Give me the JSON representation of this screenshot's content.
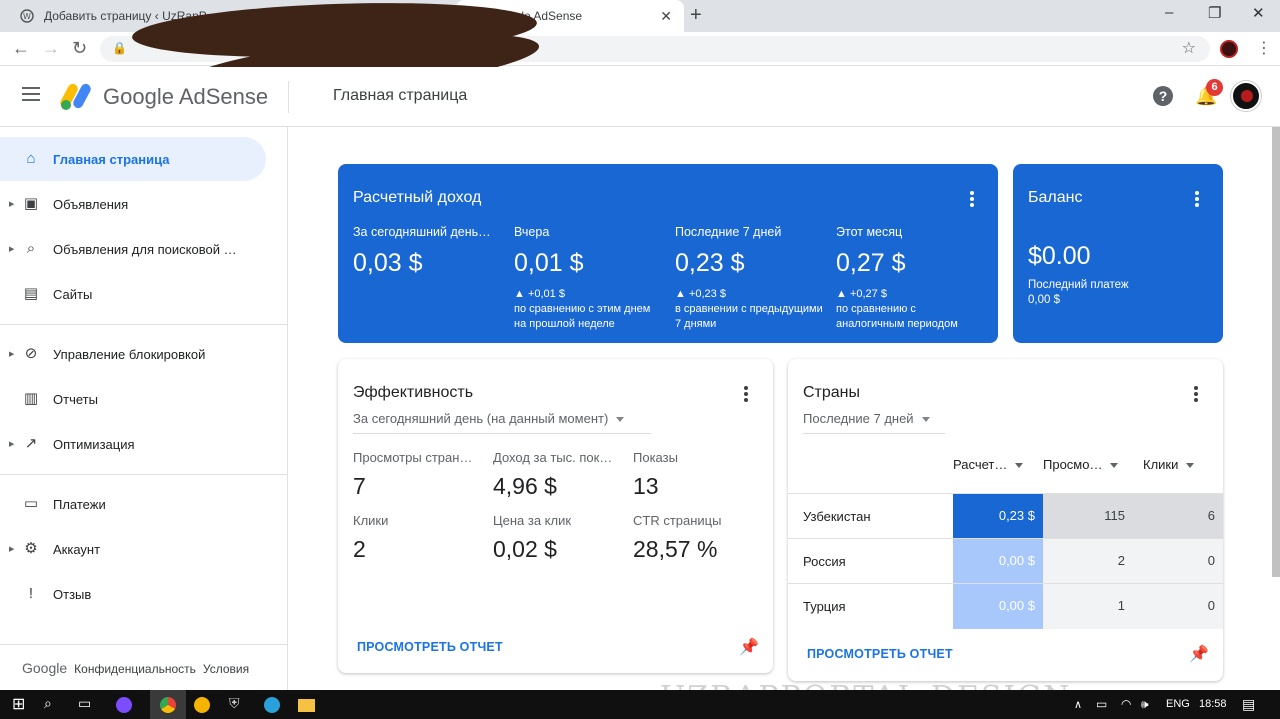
{
  "browser": {
    "tabs": [
      {
        "title": "Добавить страницу ‹ UzRapP…",
        "active": false
      },
      {
        "title": "Google AdSense",
        "active": true
      }
    ],
    "new_tab_label": "+",
    "window_controls": {
      "minimize": "–",
      "maximize": "❐",
      "close": "✕"
    }
  },
  "app": {
    "logo_text": "Google AdSense",
    "page_title": "Главная страница",
    "notifications_count": "6",
    "help_label": "?"
  },
  "sidebar": {
    "items": [
      {
        "label": "Главная страница",
        "icon": "home-icon",
        "active": true,
        "expandable": false
      },
      {
        "label": "Объявления",
        "icon": "ads-icon",
        "expandable": true
      },
      {
        "label": "Объявления для поисковой …",
        "icon": "search-ads-icon",
        "expandable": true
      },
      {
        "label": "Сайты",
        "icon": "sites-icon",
        "expandable": false
      },
      {
        "label": "Управление блокировкой",
        "icon": "block-icon",
        "expandable": true
      },
      {
        "label": "Отчеты",
        "icon": "reports-icon",
        "expandable": false
      },
      {
        "label": "Оптимизация",
        "icon": "optimization-icon",
        "expandable": true
      },
      {
        "label": "Платежи",
        "icon": "payments-icon",
        "expandable": false
      },
      {
        "label": "Аккаунт",
        "icon": "account-icon",
        "expandable": true
      },
      {
        "label": "Отзыв",
        "icon": "feedback-icon",
        "expandable": false
      }
    ],
    "footer": {
      "google": "Google",
      "privacy": "Конфиденциальность",
      "terms": "Условия"
    }
  },
  "estimated": {
    "title": "Расчетный доход",
    "columns": [
      {
        "label": "За сегодняшний день…",
        "value": "0,03 $",
        "delta": "",
        "note": ""
      },
      {
        "label": "Вчера",
        "value": "0,01 $",
        "delta": "▲ +0,01 $",
        "note": "по сравнению с этим днем на прошлой неделе"
      },
      {
        "label": "Последние 7 дней",
        "value": "0,23 $",
        "delta": "▲ +0,23 $",
        "note": "в сравнении с предыдущими 7 днями"
      },
      {
        "label": "Этот месяц",
        "value": "0,27 $",
        "delta": "▲ +0,27 $",
        "note": "по сравнению с аналогичным периодом"
      }
    ]
  },
  "balance": {
    "title": "Баланс",
    "value": "$0.00",
    "last_payment_label": "Последний платеж",
    "last_payment_value": "0,00 $"
  },
  "performance": {
    "title": "Эффективность",
    "period": "За сегодняшний день (на данный момент)",
    "metrics": [
      {
        "label": "Просмотры стран…",
        "value": "7"
      },
      {
        "label": "Доход за тыс. пок…",
        "value": "4,96 $"
      },
      {
        "label": "Показы",
        "value": "13"
      },
      {
        "label": "Клики",
        "value": "2"
      },
      {
        "label": "Цена за клик",
        "value": "0,02 $"
      },
      {
        "label": "CTR страницы",
        "value": "28,57 %"
      }
    ],
    "report_link": "ПРОСМОТРЕТЬ ОТЧЕТ"
  },
  "countries": {
    "title": "Страны",
    "period": "Последние 7 дней",
    "headers": [
      "Расчет…",
      "Просмо…",
      "Клики"
    ],
    "rows": [
      {
        "country": "Узбекистан",
        "earnings": "0,23 $",
        "views": "115",
        "clicks": "6"
      },
      {
        "country": "Россия",
        "earnings": "0,00 $",
        "views": "2",
        "clicks": "0"
      },
      {
        "country": "Турция",
        "earnings": "0,00 $",
        "views": "1",
        "clicks": "0"
      }
    ],
    "report_link": "ПРОСМОТРЕТЬ ОТЧЕТ"
  },
  "taskbar": {
    "lang": "ENG",
    "time": "18:58"
  },
  "watermark": "UZRAPPORTAL DESIGN"
}
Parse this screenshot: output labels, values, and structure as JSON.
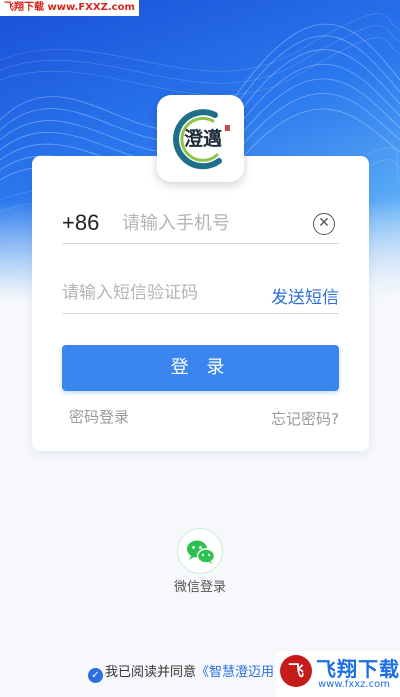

--- --- ---

Without the pictures, transcribe the listing above exactly.

Result of this task:
Give me the JSON representation of this screenshot's content.
{
  "browser": {
    "tabs": [
      {
        "title": "Добавить страницу ‹ UzRapP…",
        "active": false
      },
      {
        "title": "Google AdSense",
        "active": true
      }
    ],
    "new_tab_label": "+",
    "window_controls": {
      "minimize": "–",
      "maximize": "❐",
      "close": "✕"
    }
  },
  "app": {
    "logo_text": "Google AdSense",
    "page_title": "Главная страница",
    "notifications_count": "6",
    "help_label": "?"
  },
  "sidebar": {
    "items": [
      {
        "label": "Главная страница",
        "icon": "home-icon",
        "active": true,
        "expandable": false
      },
      {
        "label": "Объявления",
        "icon": "ads-icon",
        "expandable": true
      },
      {
        "label": "Объявления для поисковой …",
        "icon": "search-ads-icon",
        "expandable": true
      },
      {
        "label": "Сайты",
        "icon": "sites-icon",
        "expandable": false
      },
      {
        "label": "Управление блокировкой",
        "icon": "block-icon",
        "expandable": true
      },
      {
        "label": "Отчеты",
        "icon": "reports-icon",
        "expandable": false
      },
      {
        "label": "Оптимизация",
        "icon": "optimization-icon",
        "expandable": true
      },
      {
        "label": "Платежи",
        "icon": "payments-icon",
        "expandable": false
      },
      {
        "label": "Аккаунт",
        "icon": "account-icon",
        "expandable": true
      },
      {
        "label": "Отзыв",
        "icon": "feedback-icon",
        "expandable": false
      }
    ],
    "footer": {
      "google": "Google",
      "privacy": "Конфиденциальность",
      "terms": "Условия"
    }
  },
  "estimated": {
    "title": "Расчетный доход",
    "columns": [
      {
        "label": "За сегодняшний день…",
        "value": "0,03 $",
        "delta": "",
        "note": ""
      },
      {
        "label": "Вчера",
        "value": "0,01 $",
        "delta": "▲ +0,01 $",
        "note": "по сравнению с этим днем на прошлой неделе"
      },
      {
        "label": "Последние 7 дней",
        "value": "0,23 $",
        "delta": "▲ +0,23 $",
        "note": "в сравнении с предыдущими 7 днями"
      },
      {
        "label": "Этот месяц",
        "value": "0,27 $",
        "delta": "▲ +0,27 $",
        "note": "по сравнению с аналогичным периодом"
      }
    ]
  },
  "balance": {
    "title": "Баланс",
    "value": "$0.00",
    "last_payment_label": "Последний платеж",
    "last_payment_value": "0,00 $"
  },
  "performance": {
    "title": "Эффективность",
    "period": "За сегодняшний день (на данный момент)",
    "metrics": [
      {
        "label": "Просмотры стран…",
        "value": "7"
      },
      {
        "label": "Доход за тыс. пок…",
        "value": "4,96 $"
      },
      {
        "label": "Показы",
        "value": "13"
      },
      {
        "label": "Клики",
        "value": "2"
      },
      {
        "label": "Цена за клик",
        "value": "0,02 $"
      },
      {
        "label": "CTR страницы",
        "value": "28,57 %"
      }
    ],
    "report_link": "ПРОСМОТРЕТЬ ОТЧЕТ"
  },
  "countries": {
    "title": "Страны",
    "period": "Последние 7 дней",
    "headers": [
      "Расчет…",
      "Просмо…",
      "Клики"
    ],
    "rows": [
      {
        "country": "Узбекистан",
        "earnings": "0,23 $",
        "views": "115",
        "clicks": "6"
      },
      {
        "country": "Россия",
        "earnings": "0,00 $",
        "views": "2",
        "clicks": "0"
      },
      {
        "country": "Турция",
        "earnings": "0,00 $",
        "views": "1",
        "clicks": "0"
      }
    ],
    "report_link": "ПРОСМОТРЕТЬ ОТЧЕТ"
  },
  "taskbar": {
    "lang": "ENG",
    "time": "18:58"
  },
  "watermark": "UZRAPPORTAL DESIGN"
}
Parse this screenshot: output labels, values, and structure as JSON.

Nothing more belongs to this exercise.